* Problem statement: Your task is to copy the listing exactly, with the pictures left out.

----

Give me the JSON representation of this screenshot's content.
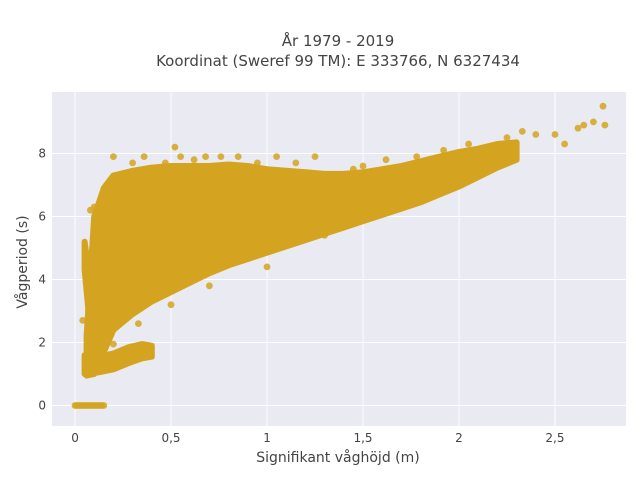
{
  "chart_data": {
    "type": "scatter",
    "title": "År 1979 - 2019",
    "subtitle": "Koordinat (Sweref 99 TM): E 333766, N 6327434",
    "xlabel": "Signifikant våghöjd (m)",
    "ylabel": "Vågperiod (s)",
    "xlim": [
      -0.12,
      2.87
    ],
    "ylim": [
      -0.65,
      9.95
    ],
    "xticks": [
      0,
      0.5,
      1,
      1.5,
      2,
      2.5
    ],
    "xtick_labels": [
      "0",
      "0,5",
      "1",
      "1,5",
      "2",
      "2,5"
    ],
    "yticks": [
      0,
      2,
      4,
      6,
      8
    ],
    "ytick_labels": [
      "0",
      "2",
      "4",
      "6",
      "8"
    ],
    "grid": true,
    "colors": {
      "marker": "#d4a420",
      "plot_bg": "#eaeaf2",
      "grid": "#ffffff",
      "text": "#444444"
    },
    "series": [
      {
        "marker_color": "#d4a420",
        "points": [
          [
            0.06,
            4.2
          ],
          [
            0.15,
            6.5
          ],
          [
            0.1,
            6.3
          ],
          [
            0.08,
            6.2
          ],
          [
            0.04,
            2.7
          ],
          [
            0.2,
            7.9
          ],
          [
            0.3,
            7.7
          ],
          [
            0.36,
            7.9
          ],
          [
            0.4,
            7.5
          ],
          [
            0.47,
            7.7
          ],
          [
            0.52,
            8.2
          ],
          [
            0.55,
            7.9
          ],
          [
            0.62,
            7.8
          ],
          [
            0.68,
            7.9
          ],
          [
            0.76,
            7.9
          ],
          [
            0.85,
            7.9
          ],
          [
            0.95,
            7.7
          ],
          [
            1.05,
            7.9
          ],
          [
            1.15,
            7.7
          ],
          [
            1.25,
            7.9
          ],
          [
            1.5,
            7.6
          ],
          [
            1.62,
            7.8
          ],
          [
            1.78,
            7.9
          ],
          [
            1.92,
            8.1
          ],
          [
            2.05,
            8.3
          ],
          [
            2.25,
            8.5
          ],
          [
            2.33,
            8.7
          ],
          [
            2.4,
            8.6
          ],
          [
            2.5,
            8.6
          ],
          [
            2.55,
            8.3
          ],
          [
            2.62,
            8.8
          ],
          [
            2.65,
            8.9
          ],
          [
            2.7,
            9.0
          ],
          [
            2.75,
            9.5
          ],
          [
            2.76,
            8.9
          ],
          [
            1.45,
            7.5
          ],
          [
            1.3,
            6.9
          ],
          [
            1.5,
            6.6
          ],
          [
            1.6,
            6.3
          ],
          [
            1.3,
            5.4
          ],
          [
            1.0,
            4.4
          ],
          [
            0.7,
            3.8
          ],
          [
            0.5,
            3.2
          ],
          [
            0.33,
            2.6
          ],
          [
            0.2,
            1.95
          ],
          [
            0.38,
            1.85
          ],
          [
            0.35,
            1.8
          ],
          [
            0.4,
            3.4
          ],
          [
            0.08,
            1.3
          ],
          [
            0.12,
            1.2
          ],
          [
            0.07,
            1.6
          ]
        ]
      }
    ],
    "bands": [
      [
        [
          0.06,
          0.95,
          2.2
        ],
        [
          0.1,
          1.0,
          6.0
        ],
        [
          0.15,
          1.7,
          6.9
        ],
        [
          0.2,
          2.4,
          7.3
        ],
        [
          0.3,
          2.9,
          7.45
        ],
        [
          0.4,
          3.3,
          7.55
        ],
        [
          0.5,
          3.6,
          7.6
        ],
        [
          0.6,
          3.9,
          7.6
        ],
        [
          0.7,
          4.2,
          7.6
        ],
        [
          0.8,
          4.45,
          7.65
        ],
        [
          0.9,
          4.65,
          7.6
        ],
        [
          1.0,
          4.85,
          7.5
        ],
        [
          1.1,
          5.05,
          7.45
        ],
        [
          1.2,
          5.25,
          7.4
        ],
        [
          1.3,
          5.45,
          7.35
        ],
        [
          1.4,
          5.65,
          7.35
        ],
        [
          1.5,
          5.85,
          7.4
        ],
        [
          1.6,
          6.05,
          7.5
        ],
        [
          1.7,
          6.25,
          7.6
        ],
        [
          1.8,
          6.45,
          7.75
        ],
        [
          1.9,
          6.7,
          7.9
        ],
        [
          2.0,
          6.95,
          8.05
        ],
        [
          2.1,
          7.25,
          8.15
        ],
        [
          2.2,
          7.55,
          8.3
        ],
        [
          2.3,
          7.8,
          8.35
        ]
      ],
      [
        [
          0.05,
          4.3,
          5.2
        ],
        [
          0.07,
          3.0,
          4.3
        ],
        [
          0.08,
          2.0,
          3.0
        ],
        [
          0.1,
          1.5,
          2.0
        ],
        [
          0.12,
          1.2,
          1.6
        ],
        [
          0.15,
          1.1,
          1.3
        ]
      ],
      [
        [
          0.05,
          1.0,
          1.6
        ],
        [
          0.12,
          1.05,
          1.55
        ],
        [
          0.2,
          1.15,
          1.65
        ],
        [
          0.28,
          1.35,
          1.85
        ],
        [
          0.35,
          1.5,
          1.95
        ],
        [
          0.4,
          1.55,
          1.9
        ]
      ]
    ],
    "zero_points": {
      "y": 0,
      "x_from": 0,
      "x_to": 0.15
    }
  }
}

----

* Exercise output:
Give me the JSON representation of this screenshot's content.
{
  "chart_data": {
    "type": "scatter",
    "title": "År 1979 - 2019",
    "subtitle": "Koordinat (Sweref 99 TM): E 333766, N 6327434",
    "xlabel": "Signifikant våghöjd (m)",
    "ylabel": "Vågperiod (s)",
    "xlim": [
      -0.12,
      2.87
    ],
    "ylim": [
      -0.65,
      9.95
    ],
    "xticks": [
      0,
      0.5,
      1,
      1.5,
      2,
      2.5
    ],
    "xtick_labels": [
      "0",
      "0,5",
      "1",
      "1,5",
      "2",
      "2,5"
    ],
    "yticks": [
      0,
      2,
      4,
      6,
      8
    ],
    "ytick_labels": [
      "0",
      "2",
      "4",
      "6",
      "8"
    ],
    "grid": true,
    "colors": {
      "marker": "#d4a420",
      "plot_bg": "#eaeaf2",
      "grid": "#ffffff",
      "text": "#444444"
    },
    "series": [
      {
        "marker_color": "#d4a420",
        "points": [
          [
            0.06,
            4.2
          ],
          [
            0.15,
            6.5
          ],
          [
            0.1,
            6.3
          ],
          [
            0.08,
            6.2
          ],
          [
            0.04,
            2.7
          ],
          [
            0.2,
            7.9
          ],
          [
            0.3,
            7.7
          ],
          [
            0.36,
            7.9
          ],
          [
            0.4,
            7.5
          ],
          [
            0.47,
            7.7
          ],
          [
            0.52,
            8.2
          ],
          [
            0.55,
            7.9
          ],
          [
            0.62,
            7.8
          ],
          [
            0.68,
            7.9
          ],
          [
            0.76,
            7.9
          ],
          [
            0.85,
            7.9
          ],
          [
            0.95,
            7.7
          ],
          [
            1.05,
            7.9
          ],
          [
            1.15,
            7.7
          ],
          [
            1.25,
            7.9
          ],
          [
            1.5,
            7.6
          ],
          [
            1.62,
            7.8
          ],
          [
            1.78,
            7.9
          ],
          [
            1.92,
            8.1
          ],
          [
            2.05,
            8.3
          ],
          [
            2.25,
            8.5
          ],
          [
            2.33,
            8.7
          ],
          [
            2.4,
            8.6
          ],
          [
            2.5,
            8.6
          ],
          [
            2.55,
            8.3
          ],
          [
            2.62,
            8.8
          ],
          [
            2.65,
            8.9
          ],
          [
            2.7,
            9.0
          ],
          [
            2.75,
            9.5
          ],
          [
            2.76,
            8.9
          ],
          [
            1.45,
            7.5
          ],
          [
            1.3,
            6.9
          ],
          [
            1.5,
            6.6
          ],
          [
            1.6,
            6.3
          ],
          [
            1.3,
            5.4
          ],
          [
            1.0,
            4.4
          ],
          [
            0.7,
            3.8
          ],
          [
            0.5,
            3.2
          ],
          [
            0.33,
            2.6
          ],
          [
            0.2,
            1.95
          ],
          [
            0.38,
            1.85
          ],
          [
            0.35,
            1.8
          ],
          [
            0.4,
            3.4
          ],
          [
            0.08,
            1.3
          ],
          [
            0.12,
            1.2
          ],
          [
            0.07,
            1.6
          ]
        ]
      }
    ],
    "bands": [
      [
        [
          0.06,
          0.95,
          2.2
        ],
        [
          0.1,
          1.0,
          6.0
        ],
        [
          0.15,
          1.7,
          6.9
        ],
        [
          0.2,
          2.4,
          7.3
        ],
        [
          0.3,
          2.9,
          7.45
        ],
        [
          0.4,
          3.3,
          7.55
        ],
        [
          0.5,
          3.6,
          7.6
        ],
        [
          0.6,
          3.9,
          7.6
        ],
        [
          0.7,
          4.2,
          7.6
        ],
        [
          0.8,
          4.45,
          7.65
        ],
        [
          0.9,
          4.65,
          7.6
        ],
        [
          1.0,
          4.85,
          7.5
        ],
        [
          1.1,
          5.05,
          7.45
        ],
        [
          1.2,
          5.25,
          7.4
        ],
        [
          1.3,
          5.45,
          7.35
        ],
        [
          1.4,
          5.65,
          7.35
        ],
        [
          1.5,
          5.85,
          7.4
        ],
        [
          1.6,
          6.05,
          7.5
        ],
        [
          1.7,
          6.25,
          7.6
        ],
        [
          1.8,
          6.45,
          7.75
        ],
        [
          1.9,
          6.7,
          7.9
        ],
        [
          2.0,
          6.95,
          8.05
        ],
        [
          2.1,
          7.25,
          8.15
        ],
        [
          2.2,
          7.55,
          8.3
        ],
        [
          2.3,
          7.8,
          8.35
        ]
      ],
      [
        [
          0.05,
          4.3,
          5.2
        ],
        [
          0.07,
          3.0,
          4.3
        ],
        [
          0.08,
          2.0,
          3.0
        ],
        [
          0.1,
          1.5,
          2.0
        ],
        [
          0.12,
          1.2,
          1.6
        ],
        [
          0.15,
          1.1,
          1.3
        ]
      ],
      [
        [
          0.05,
          1.0,
          1.6
        ],
        [
          0.12,
          1.05,
          1.55
        ],
        [
          0.2,
          1.15,
          1.65
        ],
        [
          0.28,
          1.35,
          1.85
        ],
        [
          0.35,
          1.5,
          1.95
        ],
        [
          0.4,
          1.55,
          1.9
        ]
      ]
    ],
    "zero_points": {
      "y": 0,
      "x_from": 0,
      "x_to": 0.15
    }
  }
}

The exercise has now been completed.